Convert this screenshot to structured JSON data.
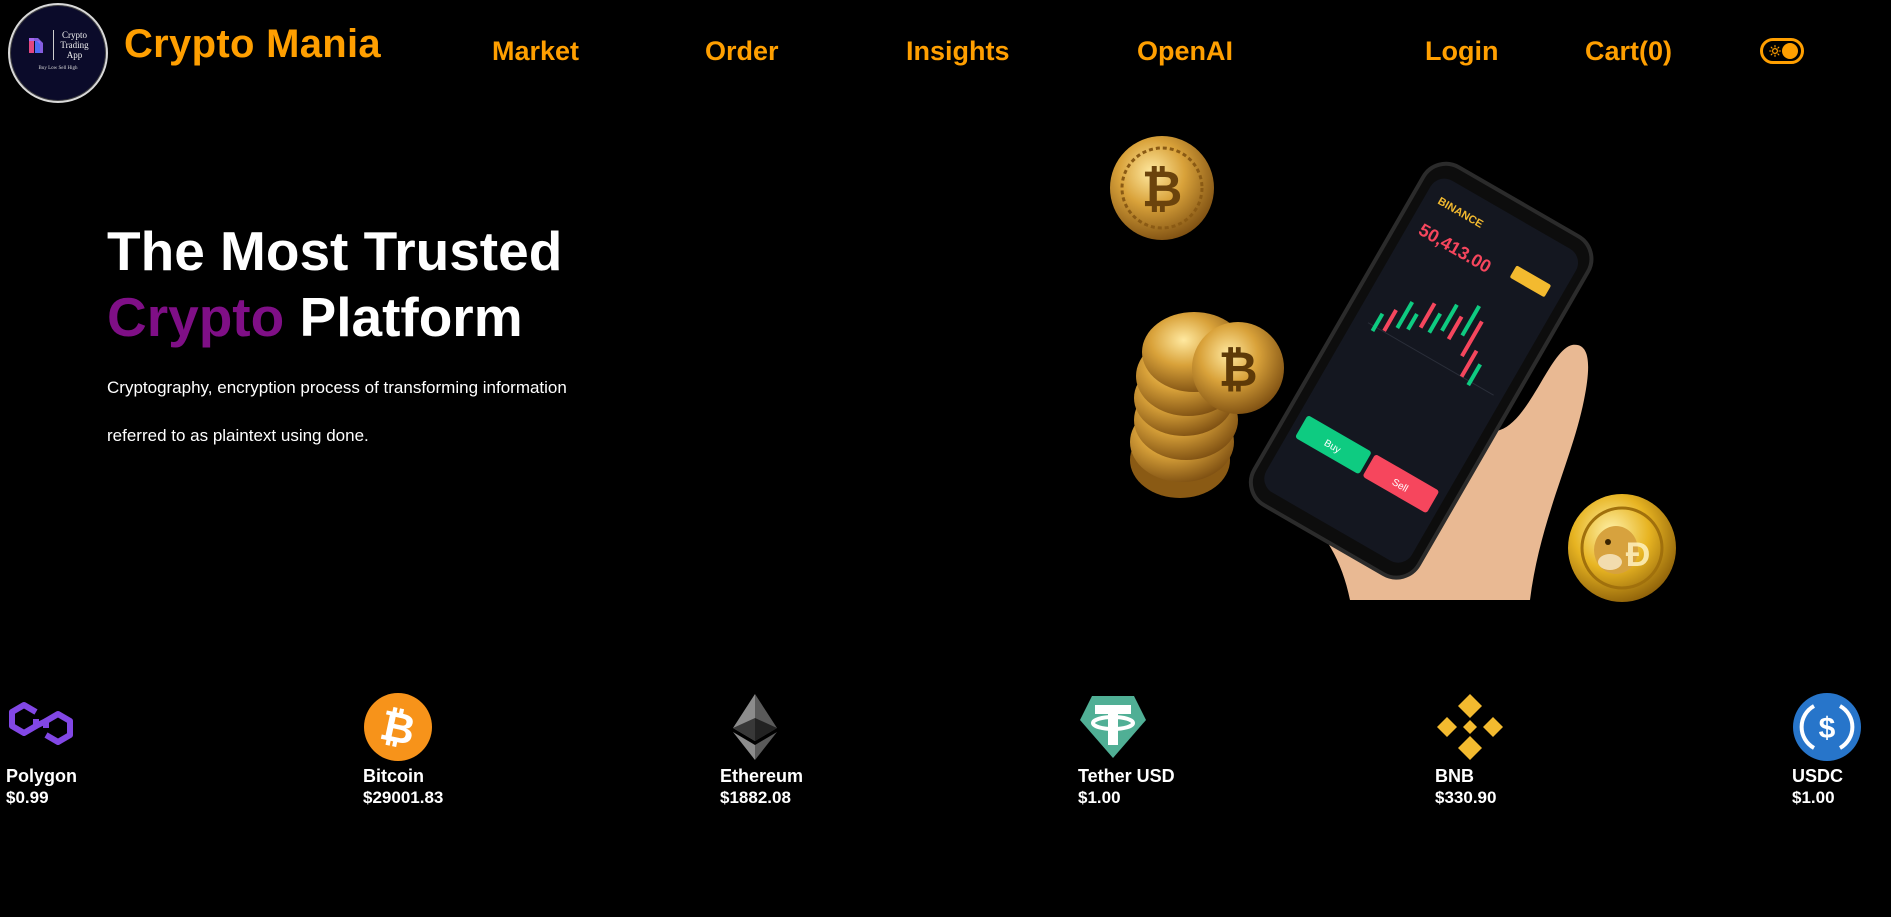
{
  "header": {
    "logo": {
      "text_lines": [
        "Crypto",
        "Trading",
        "App"
      ],
      "tagline": "Buy Low Sell High"
    },
    "brand": "Crypto Mania",
    "nav": [
      "Market",
      "Order",
      "Insights",
      "OpenAI"
    ],
    "login": "Login",
    "cart": "Cart(0)",
    "theme_toggle_icon": "sun-icon"
  },
  "hero": {
    "title_line1": "The Most Trusted",
    "title_accent": "Crypto",
    "title_rest": " Platform",
    "description_line1": "Cryptography, encryption process of transforming information",
    "description_line2": "referred to as plaintext using done.",
    "image_icon": "phone-with-trading-app-and-coins-illustration",
    "phone_screen": {
      "exchange": "BINANCE",
      "price": "50,413.00",
      "buy": "Buy",
      "sell": "Sell"
    }
  },
  "coins": [
    {
      "name": "Polygon",
      "price": "$0.99",
      "icon": "polygon-icon",
      "color": "#8247e5"
    },
    {
      "name": "Bitcoin",
      "price": "$29001.83",
      "icon": "bitcoin-icon",
      "color": "#f7931a"
    },
    {
      "name": "Ethereum",
      "price": "$1882.08",
      "icon": "ethereum-icon",
      "color": "#5a5a5a"
    },
    {
      "name": "Tether USD",
      "price": "$1.00",
      "icon": "tether-icon",
      "color": "#50af95"
    },
    {
      "name": "BNB",
      "price": "$330.90",
      "icon": "bnb-icon",
      "color": "#f3ba2f"
    },
    {
      "name": "USDC",
      "price": "$1.00",
      "icon": "usdc-icon",
      "color": "#2775ca"
    }
  ],
  "colors": {
    "accent": "#ff9f00",
    "title_accent": "#7f0f86",
    "background": "#000000"
  }
}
§ §
--- Stated problem ---
Pictures in the records above are left out; print everything else exactly as written.

--- Output of the task ---
Convert this screenshot to structured JSON data.
{
  "header": {
    "logo": {
      "text_lines": [
        "Crypto",
        "Trading",
        "App"
      ],
      "tagline": "Buy Low Sell High"
    },
    "brand": "Crypto Mania",
    "nav": [
      "Market",
      "Order",
      "Insights",
      "OpenAI"
    ],
    "login": "Login",
    "cart": "Cart(0)",
    "theme_toggle_icon": "sun-icon"
  },
  "hero": {
    "title_line1": "The Most Trusted",
    "title_accent": "Crypto",
    "title_rest": " Platform",
    "description_line1": "Cryptography, encryption process of transforming information",
    "description_line2": "referred to as plaintext using done.",
    "image_icon": "phone-with-trading-app-and-coins-illustration",
    "phone_screen": {
      "exchange": "BINANCE",
      "price": "50,413.00",
      "buy": "Buy",
      "sell": "Sell"
    }
  },
  "coins": [
    {
      "name": "Polygon",
      "price": "$0.99",
      "icon": "polygon-icon",
      "color": "#8247e5"
    },
    {
      "name": "Bitcoin",
      "price": "$29001.83",
      "icon": "bitcoin-icon",
      "color": "#f7931a"
    },
    {
      "name": "Ethereum",
      "price": "$1882.08",
      "icon": "ethereum-icon",
      "color": "#5a5a5a"
    },
    {
      "name": "Tether USD",
      "price": "$1.00",
      "icon": "tether-icon",
      "color": "#50af95"
    },
    {
      "name": "BNB",
      "price": "$330.90",
      "icon": "bnb-icon",
      "color": "#f3ba2f"
    },
    {
      "name": "USDC",
      "price": "$1.00",
      "icon": "usdc-icon",
      "color": "#2775ca"
    }
  ],
  "colors": {
    "accent": "#ff9f00",
    "title_accent": "#7f0f86",
    "background": "#000000"
  }
}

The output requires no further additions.